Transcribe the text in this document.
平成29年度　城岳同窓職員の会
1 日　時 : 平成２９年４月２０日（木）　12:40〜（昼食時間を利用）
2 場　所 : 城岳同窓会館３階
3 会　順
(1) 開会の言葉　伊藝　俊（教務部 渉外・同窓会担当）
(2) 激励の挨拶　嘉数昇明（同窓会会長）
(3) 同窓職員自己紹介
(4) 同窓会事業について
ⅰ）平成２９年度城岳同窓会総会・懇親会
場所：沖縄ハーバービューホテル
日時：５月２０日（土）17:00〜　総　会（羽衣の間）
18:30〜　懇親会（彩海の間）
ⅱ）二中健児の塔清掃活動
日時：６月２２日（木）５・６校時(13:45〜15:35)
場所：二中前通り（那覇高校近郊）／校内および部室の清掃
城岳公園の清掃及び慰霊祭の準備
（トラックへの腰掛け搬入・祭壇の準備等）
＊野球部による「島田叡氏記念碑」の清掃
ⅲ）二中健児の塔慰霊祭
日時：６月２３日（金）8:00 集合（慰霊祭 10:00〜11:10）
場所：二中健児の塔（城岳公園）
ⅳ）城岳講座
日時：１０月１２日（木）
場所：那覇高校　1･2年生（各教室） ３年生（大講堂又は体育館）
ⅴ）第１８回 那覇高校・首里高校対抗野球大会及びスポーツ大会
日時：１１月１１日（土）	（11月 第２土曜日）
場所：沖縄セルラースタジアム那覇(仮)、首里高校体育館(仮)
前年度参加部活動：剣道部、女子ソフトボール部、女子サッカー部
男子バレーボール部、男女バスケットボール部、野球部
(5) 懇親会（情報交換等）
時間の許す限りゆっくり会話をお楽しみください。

++++++++++++++++++++

- _Problem_
Recite the full listing above exactly.

- _Task solution_
Transcribe the text in this document.
平成29年度　城岳同窓職員の会
1 日　時 : 平成２９年４月２０日（木）　12:40〜（昼食時間を利用）
2 場　所 : 城岳同窓会館３階
3 会　順
(1) 開会の言葉　伊藝　俊（教務部 渉外・同窓会担当）
(2) 激励の挨拶　嘉数昇明（同窓会会長）
(3) 同窓職員自己紹介
(4) 同窓会事業について
ⅰ）平成２９年度城岳同窓会総会・懇親会
場所：沖縄ハーバービューホテル
日時：５月２０日（土）17:00〜　総　会（羽衣の間）
18:30〜　懇親会（彩海の間）
ⅱ）二中健児の塔清掃活動
日時：６月２２日（木）５・６校時(13:45〜15:35)
場所：二中前通り（那覇高校近郊）／校内および部室の清掃
城岳公園の清掃及び慰霊祭の準備
（トラックへの腰掛け搬入・祭壇の準備等）
＊野球部による「島田叡氏記念碑」の清掃
ⅲ）二中健児の塔慰霊祭
日時：６月２３日（金）8:00 集合（慰霊祭 10:00〜11:10）
場所：二中健児の塔（城岳公園）
ⅳ）城岳講座
日時：１０月１２日（木）
場所：那覇高校　1･2年生（各教室） ３年生（大講堂又は体育館）
ⅴ）第１８回 那覇高校・首里高校対抗野球大会及びスポーツ大会
日時：１１月１１日（土）	（11月 第２土曜日）
場所：沖縄セルラースタジアム那覇(仮)、首里高校体育館(仮)
前年度参加部活動：剣道部、女子ソフトボール部、女子サッカー部
男子バレーボール部、男女バスケットボール部、野球部
(5) 懇親会（情報交換等）
時間の許す限りゆっくり会話をお楽しみください。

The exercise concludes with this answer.